--- start STORED DATA ---

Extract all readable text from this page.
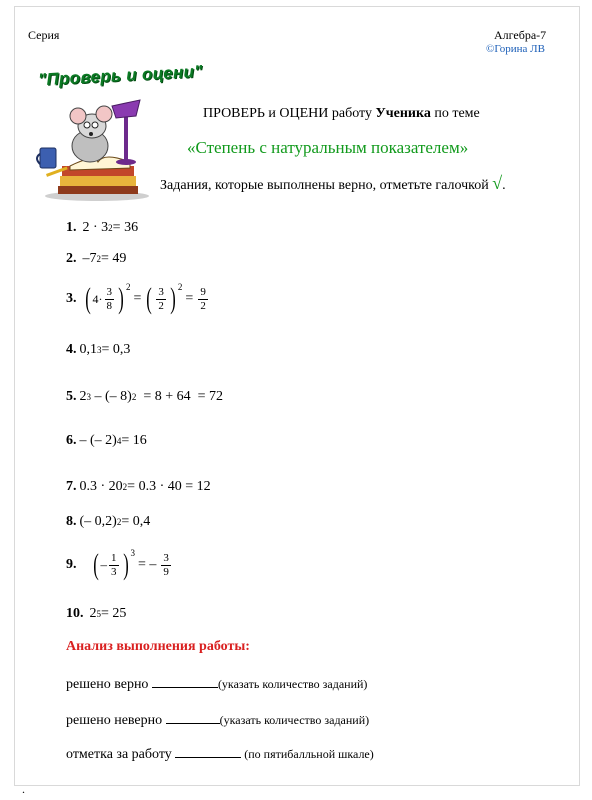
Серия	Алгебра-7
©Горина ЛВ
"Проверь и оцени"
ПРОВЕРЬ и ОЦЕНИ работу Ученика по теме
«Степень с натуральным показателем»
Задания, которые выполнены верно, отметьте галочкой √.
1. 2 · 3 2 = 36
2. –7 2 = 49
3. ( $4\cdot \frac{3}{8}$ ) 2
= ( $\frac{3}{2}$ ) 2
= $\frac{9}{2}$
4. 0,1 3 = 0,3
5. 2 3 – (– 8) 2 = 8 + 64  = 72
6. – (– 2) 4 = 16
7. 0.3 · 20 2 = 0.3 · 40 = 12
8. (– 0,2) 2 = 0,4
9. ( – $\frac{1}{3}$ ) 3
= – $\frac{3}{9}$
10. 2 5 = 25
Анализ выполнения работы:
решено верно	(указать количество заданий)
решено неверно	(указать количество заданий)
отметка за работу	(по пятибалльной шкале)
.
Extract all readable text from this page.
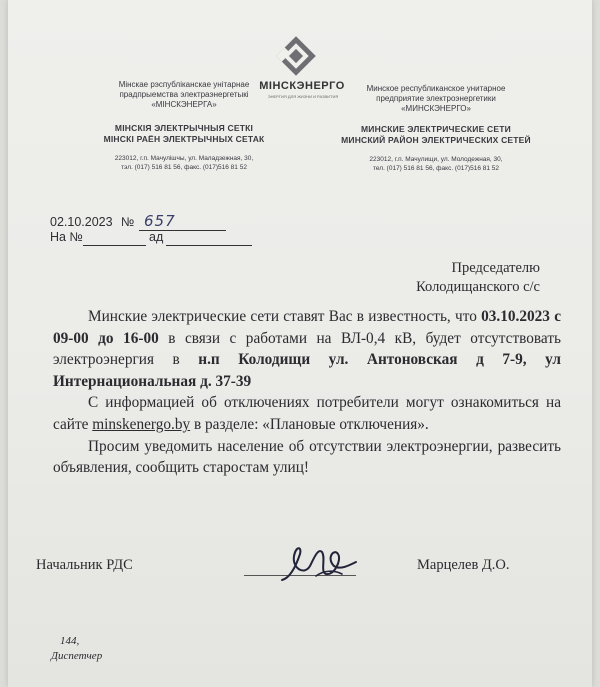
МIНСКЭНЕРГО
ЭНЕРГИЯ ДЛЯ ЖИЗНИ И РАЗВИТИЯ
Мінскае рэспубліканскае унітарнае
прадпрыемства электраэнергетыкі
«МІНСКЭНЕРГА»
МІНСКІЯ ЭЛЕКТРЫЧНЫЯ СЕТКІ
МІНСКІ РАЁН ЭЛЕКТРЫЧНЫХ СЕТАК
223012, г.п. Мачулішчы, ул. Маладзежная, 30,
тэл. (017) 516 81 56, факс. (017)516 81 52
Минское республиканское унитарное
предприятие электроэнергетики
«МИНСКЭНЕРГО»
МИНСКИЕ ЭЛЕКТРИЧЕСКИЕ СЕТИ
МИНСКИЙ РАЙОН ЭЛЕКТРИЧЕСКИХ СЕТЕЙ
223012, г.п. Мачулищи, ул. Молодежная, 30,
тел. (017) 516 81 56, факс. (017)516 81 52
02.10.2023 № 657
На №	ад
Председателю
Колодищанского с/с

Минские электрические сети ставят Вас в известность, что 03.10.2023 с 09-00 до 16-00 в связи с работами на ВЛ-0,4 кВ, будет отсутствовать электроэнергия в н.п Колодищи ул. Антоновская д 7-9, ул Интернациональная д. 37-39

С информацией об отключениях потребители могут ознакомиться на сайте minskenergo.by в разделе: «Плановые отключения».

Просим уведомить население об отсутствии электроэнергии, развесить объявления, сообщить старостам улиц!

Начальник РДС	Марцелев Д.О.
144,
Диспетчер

--- end STORED DATA ---
--- start STORED DATA ---

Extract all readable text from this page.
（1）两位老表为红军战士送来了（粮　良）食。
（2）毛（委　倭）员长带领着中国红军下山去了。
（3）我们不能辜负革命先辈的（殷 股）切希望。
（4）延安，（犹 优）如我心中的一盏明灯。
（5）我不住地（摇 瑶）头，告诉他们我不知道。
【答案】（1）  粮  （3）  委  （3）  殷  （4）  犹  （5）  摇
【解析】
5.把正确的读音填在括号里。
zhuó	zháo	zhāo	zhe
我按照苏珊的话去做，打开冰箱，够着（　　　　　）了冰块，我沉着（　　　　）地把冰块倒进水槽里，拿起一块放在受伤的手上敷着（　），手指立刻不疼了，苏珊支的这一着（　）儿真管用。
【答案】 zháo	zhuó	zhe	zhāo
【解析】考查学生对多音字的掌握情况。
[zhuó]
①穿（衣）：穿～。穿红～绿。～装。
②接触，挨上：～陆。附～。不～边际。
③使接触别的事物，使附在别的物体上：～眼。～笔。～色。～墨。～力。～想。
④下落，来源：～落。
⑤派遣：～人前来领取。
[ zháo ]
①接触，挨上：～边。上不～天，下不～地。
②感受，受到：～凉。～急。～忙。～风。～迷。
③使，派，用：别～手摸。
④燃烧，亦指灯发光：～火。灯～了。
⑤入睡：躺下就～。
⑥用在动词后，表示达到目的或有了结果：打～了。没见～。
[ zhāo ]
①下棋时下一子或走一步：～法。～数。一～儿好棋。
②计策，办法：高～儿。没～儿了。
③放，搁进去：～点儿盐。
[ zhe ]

--- end STORED DATA ---

» YOUR OBJECTIVE: Report every line in the data above in which the word "zháo" appears.

» OUTPUT BELOW:
zhuó	zháo	zhāo	zhe
【答案】 zháo	zhuó	zhe	zhāo
[ zháo ]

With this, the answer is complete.